▶ RECORD EXTRACTS:
****************************************

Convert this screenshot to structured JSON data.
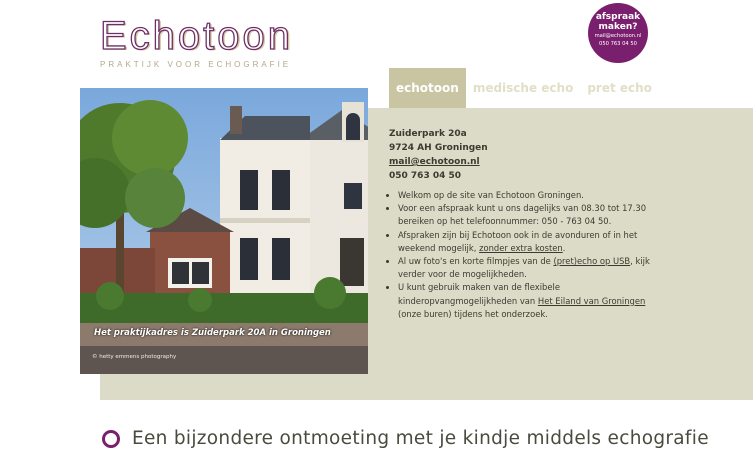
{
  "logo": {
    "title": "Echotoon",
    "subtitle": "PRAKTIJK VOOR ECHOGRAFIE"
  },
  "badge": {
    "line1": "afspraak",
    "line2": "maken?",
    "email": "mail@echotoon.nl",
    "phone": "050 763 04 50"
  },
  "tabs": [
    {
      "label": "echotoon",
      "active": true
    },
    {
      "label": "medische echo",
      "active": false
    },
    {
      "label": "pret echo",
      "active": false
    }
  ],
  "photo": {
    "caption": "Het praktijkadres is Zuiderpark 20A in Groningen",
    "credit": "© hetty emmens photography"
  },
  "address": {
    "street": "Zuiderpark 20a",
    "city": "9724 AH Groningen",
    "email": "mail@echotoon.nl",
    "phone": "050 763 04 50"
  },
  "content": {
    "item1": "Welkom op de site van Echotoon Groningen.",
    "item2": "Voor een afspraak kunt u ons dagelijks van 08.30 tot 17.30 bereiken op het telefoonnummer: 050 - 763 04 50.",
    "item3_pre": "Afspraken zijn bij Echotoon ook in de avonduren of in het weekend mogelijk, ",
    "item3_link": "zonder extra kosten",
    "item3_post": ".",
    "item4_pre": "Al uw foto's en korte filmpjes van de ",
    "item4_link": "(pret)echo op USB",
    "item4_post": ", kijk verder voor de mogelijkheden.",
    "item5_pre": "U kunt gebruik maken van de flexibele kinderopvangmogelijkheden van ",
    "item5_link": "Het Eiland van Groningen",
    "item5_post": " (onze buren) tijdens het onderzoek."
  },
  "tagline": "Een bijzondere ontmoeting met je kindje middels echografie",
  "colors": {
    "brand_purple": "#7a1f6e",
    "panel": "#dcdbc8",
    "tab_active": "#c9c4a1",
    "gold": "#b4a987"
  }
}
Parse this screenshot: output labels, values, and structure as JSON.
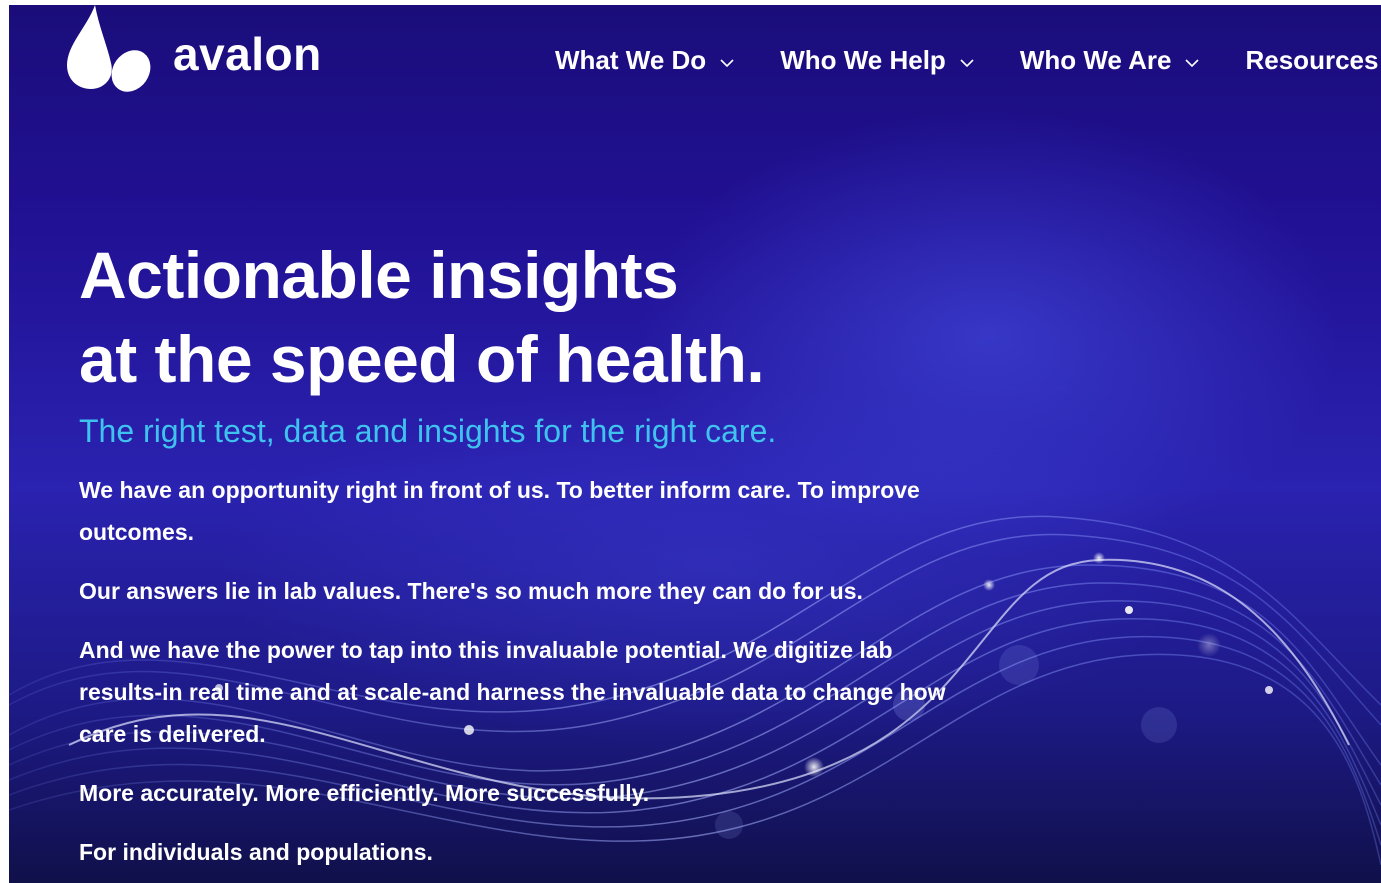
{
  "nav": {
    "logo_text": "avalon",
    "items": [
      {
        "label": "What We Do",
        "has_dropdown": true
      },
      {
        "label": "Who We Help",
        "has_dropdown": true
      },
      {
        "label": "Who We Are",
        "has_dropdown": true
      },
      {
        "label": "Resources",
        "has_dropdown": false
      }
    ]
  },
  "hero": {
    "headline_line1": "Actionable insights",
    "headline_line2": "at the speed of health.",
    "subhead": "The right test, data and insights for the right care.",
    "paragraphs": [
      "We have an opportunity right in front of us. To better inform care. To improve outcomes.",
      "Our answers lie in lab values. There's so much more they can do for us.",
      "And we have the power to tap into this invaluable potential. We digitize lab results-in real time and at scale-and harness the invaluable data to change how care is delivered.",
      "More accurately. More efficiently. More successfully.",
      "For individuals and populations."
    ]
  },
  "colors": {
    "background": "#211194",
    "subhead": "#3fc3ee",
    "text": "#ffffff"
  },
  "icons": {
    "logo": "avalon-droplet-logo-icon",
    "dropdown": "chevron-down-icon"
  }
}
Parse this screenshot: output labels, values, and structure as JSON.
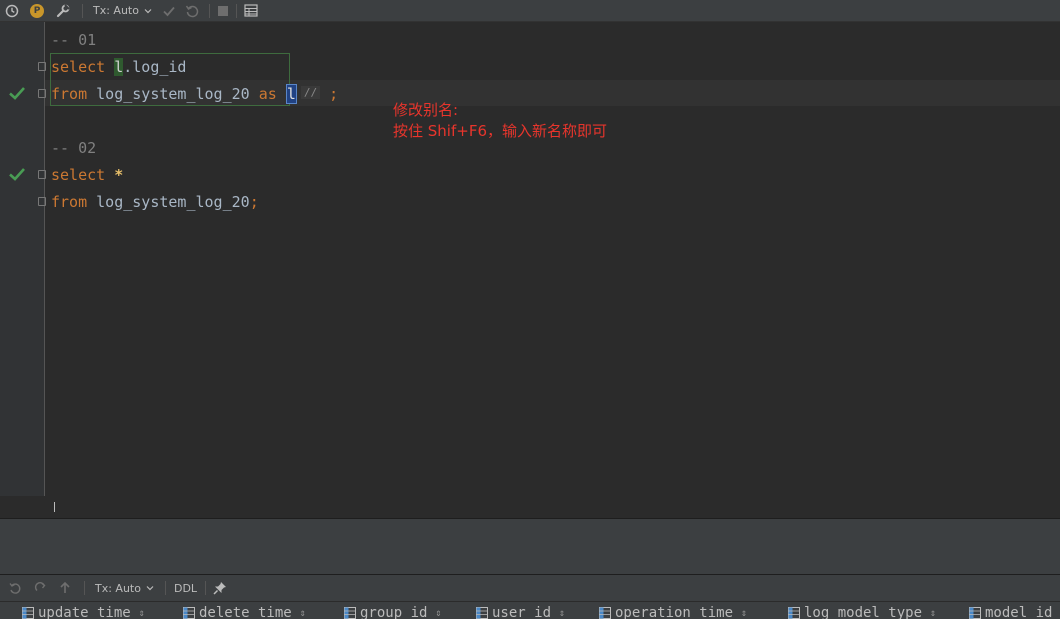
{
  "toolbar": {
    "tx_mode": "Tx: Auto",
    "icons": [
      "history-icon",
      "p-badge-icon",
      "wrench-icon",
      "commit-icon",
      "rollback-icon",
      "stop-icon",
      "table-icon"
    ],
    "p_badge": "P"
  },
  "editor": {
    "lines": {
      "c1": "-- 01",
      "q1_kw1": "select",
      "q1_alias": "l",
      "q1_rest": ".log_id",
      "q1_kw2": "from",
      "q1_table": " log_system_log_20 ",
      "q1_as": "as",
      "q1_alias2": "l",
      "q1_hint": "//",
      "q1_semi": ";",
      "c2": "-- 02",
      "q2_kw1": "select",
      "q2_star": "*",
      "q2_kw2": "from",
      "q2_table": " log_system_log_20",
      "q2_semi": ";"
    },
    "colors": {
      "keyword": "#cc7832",
      "comment": "#808080",
      "text": "#a9b7c6",
      "check": "#499c54",
      "annotation": "#e8352c"
    }
  },
  "annotation": {
    "line1": "修改别名:",
    "line2": "按住 Shif+F6，输入新名称即可"
  },
  "bottom_toolbar": {
    "tx_mode": "Tx: Auto",
    "ddl_label": "DDL",
    "icons": [
      "undo-icon",
      "redo-icon",
      "submit-icon",
      "pin-icon"
    ]
  },
  "columns": [
    "update_time",
    "delete_time",
    "group_id",
    "user_id",
    "operation_time",
    "log_model_type",
    "model_id"
  ]
}
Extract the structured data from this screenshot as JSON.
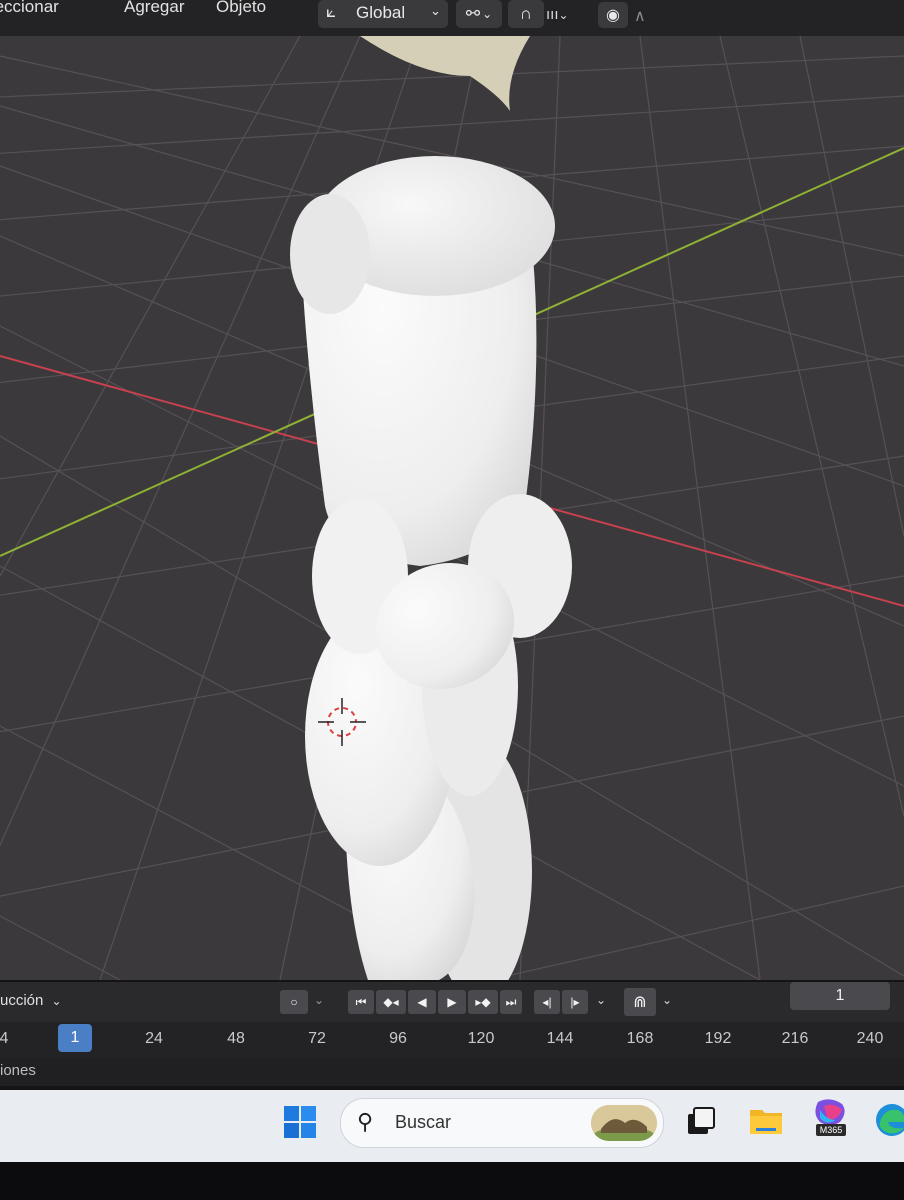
{
  "header": {
    "menu": [
      "Seleccionar",
      "Agregar",
      "Objeto"
    ],
    "transform_orientation": "Global",
    "icons": [
      "orientation-axes-icon",
      "pivot-link-icon",
      "snap-magnet-icon",
      "snap-increment-icon",
      "proportional-edit-icon",
      "falloff-curve-icon"
    ]
  },
  "timeline": {
    "mode_label": "ucción",
    "current_frame": "1",
    "ruler_ticks": [
      "4",
      "1",
      "24",
      "48",
      "72",
      "96",
      "120",
      "144",
      "168",
      "192",
      "216",
      "240"
    ],
    "active_tick": "1",
    "lower_label": "iones"
  },
  "taskbar": {
    "search_placeholder": "Buscar",
    "apps": [
      "start-icon",
      "search-icon",
      "widget-landscape-icon",
      "task-view-icon",
      "file-explorer-icon",
      "m365-icon",
      "edge-icon"
    ],
    "m365_label": "M365"
  },
  "colors": {
    "grid_bg": "#3c393c",
    "x_axis": "#c8414e",
    "y_axis": "#8fb234",
    "active_frame": "#4a7fc6"
  }
}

****************************************

▶ WHAT TO PRODUCE: Report only the number of lines in the listing that contain the word "this".

▶ COMPLETED EXERCISE: 5